DO THIS. Copy each line below exactly and leave the pictures out.

PROVIDED DATA.
[start]
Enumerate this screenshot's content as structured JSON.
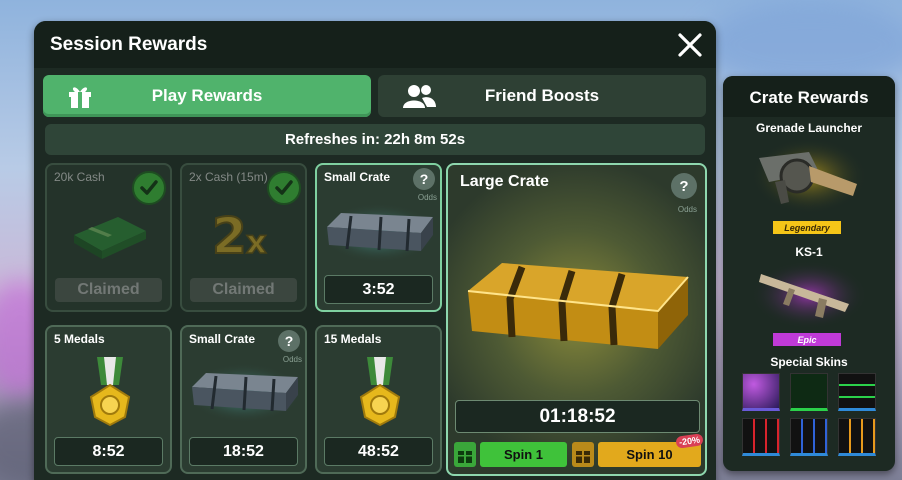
{
  "background": {
    "colors": [
      "#8fb3dd",
      "#c9b9d8",
      "#7d7f96"
    ]
  },
  "session": {
    "title": "Session Rewards",
    "close_icon": "close-icon"
  },
  "tabs": [
    {
      "label": "Play Rewards",
      "icon": "gift-icon",
      "active": true
    },
    {
      "label": "Friend Boosts",
      "icon": "friends-icon",
      "active": false
    }
  ],
  "refresh": {
    "label": "Refreshes in: 22h 8m 52s"
  },
  "rewards": [
    {
      "title": "20k Cash",
      "status": "Claimed",
      "icon": "cash-stack-icon"
    },
    {
      "title": "2x Cash (15m)",
      "status": "Claimed",
      "icon": "2x-icon"
    },
    {
      "title": "Small Crate",
      "timer": "3:52",
      "help": "?",
      "odds": "Odds",
      "icon": "crate-icon"
    },
    {
      "title": "5 Medals",
      "timer": "8:52",
      "icon": "medal-icon"
    },
    {
      "title": "Small Crate",
      "timer": "18:52",
      "help": "?",
      "odds": "Odds",
      "icon": "crate-icon"
    },
    {
      "title": "15 Medals",
      "timer": "48:52",
      "icon": "medal-icon"
    }
  ],
  "large_crate": {
    "title": "Large Crate",
    "help": "?",
    "odds": "Odds",
    "timer": "01:18:52",
    "spin1": "Spin 1",
    "spin10": "Spin 10",
    "discount": "-20%"
  },
  "crate_rewards": {
    "title": "Crate Rewards",
    "items": [
      {
        "name": "Grenade Launcher",
        "rarity": "Legendary",
        "rarity_color": "#f5c518"
      },
      {
        "name": "KS-1",
        "rarity": "Epic",
        "rarity_color": "#c03ad8"
      }
    ],
    "skins_title": "Special Skins",
    "skins": [
      {
        "name": "galaxy-skin",
        "color": "#5b3fa8"
      },
      {
        "name": "matrix-skin",
        "color": "#1a5a2a"
      },
      {
        "name": "green-grid-skin",
        "color": "#2bd14a"
      },
      {
        "name": "red-grid-skin",
        "color": "#d8232c"
      },
      {
        "name": "blue-grid-skin",
        "color": "#2f63d8"
      },
      {
        "name": "orange-grid-skin",
        "color": "#e89a1c"
      }
    ]
  }
}
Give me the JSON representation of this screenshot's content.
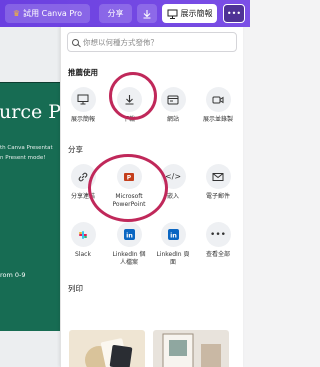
[end]
RESPONSE FOR THIS EXERCISE.
Enumerate this screenshot's content as structured JSON.
{
  "background": {
    "colors": [
      "#8fb3dd",
      "#c9b9d8",
      "#7d7f96"
    ]
  },
  "session": {
    "title": "Session Rewards",
    "close_icon": "close-icon"
  },
  "tabs": [
    {
      "label": "Play Rewards",
      "icon": "gift-icon",
      "active": true
    },
    {
      "label": "Friend Boosts",
      "icon": "friends-icon",
      "active": false
    }
  ],
  "refresh": {
    "label": "Refreshes in: 22h 8m 52s"
  },
  "rewards": [
    {
      "title": "20k Cash",
      "status": "Claimed",
      "icon": "cash-stack-icon"
    },
    {
      "title": "2x Cash (15m)",
      "status": "Claimed",
      "icon": "2x-icon"
    },
    {
      "title": "Small Crate",
      "timer": "3:52",
      "help": "?",
      "odds": "Odds",
      "icon": "crate-icon"
    },
    {
      "title": "5 Medals",
      "timer": "8:52",
      "icon": "medal-icon"
    },
    {
      "title": "Small Crate",
      "timer": "18:52",
      "help": "?",
      "odds": "Odds",
      "icon": "crate-icon"
    },
    {
      "title": "15 Medals",
      "timer": "48:52",
      "icon": "medal-icon"
    }
  ],
  "large_crate": {
    "title": "Large Crate",
    "help": "?",
    "odds": "Odds",
    "timer": "01:18:52",
    "spin1": "Spin 1",
    "spin10": "Spin 10",
    "discount": "-20%"
  },
  "crate_rewards": {
    "title": "Crate Rewards",
    "items": [
      {
        "name": "Grenade Launcher",
        "rarity": "Legendary",
        "rarity_color": "#f5c518"
      },
      {
        "name": "KS-1",
        "rarity": "Epic",
        "rarity_color": "#c03ad8"
      }
    ],
    "skins_title": "Special Skins",
    "skins": [
      {
        "name": "galaxy-skin",
        "color": "#5b3fa8"
      },
      {
        "name": "matrix-skin",
        "color": "#1a5a2a"
      },
      {
        "name": "green-grid-skin",
        "color": "#2bd14a"
      },
      {
        "name": "red-grid-skin",
        "color": "#d8232c"
      },
      {
        "name": "blue-grid-skin",
        "color": "#2f63d8"
      },
      {
        "name": "orange-grid-skin",
        "color": "#e89a1c"
      }
    ]
  }
}
Give me the JSON representation of this screenshot's content.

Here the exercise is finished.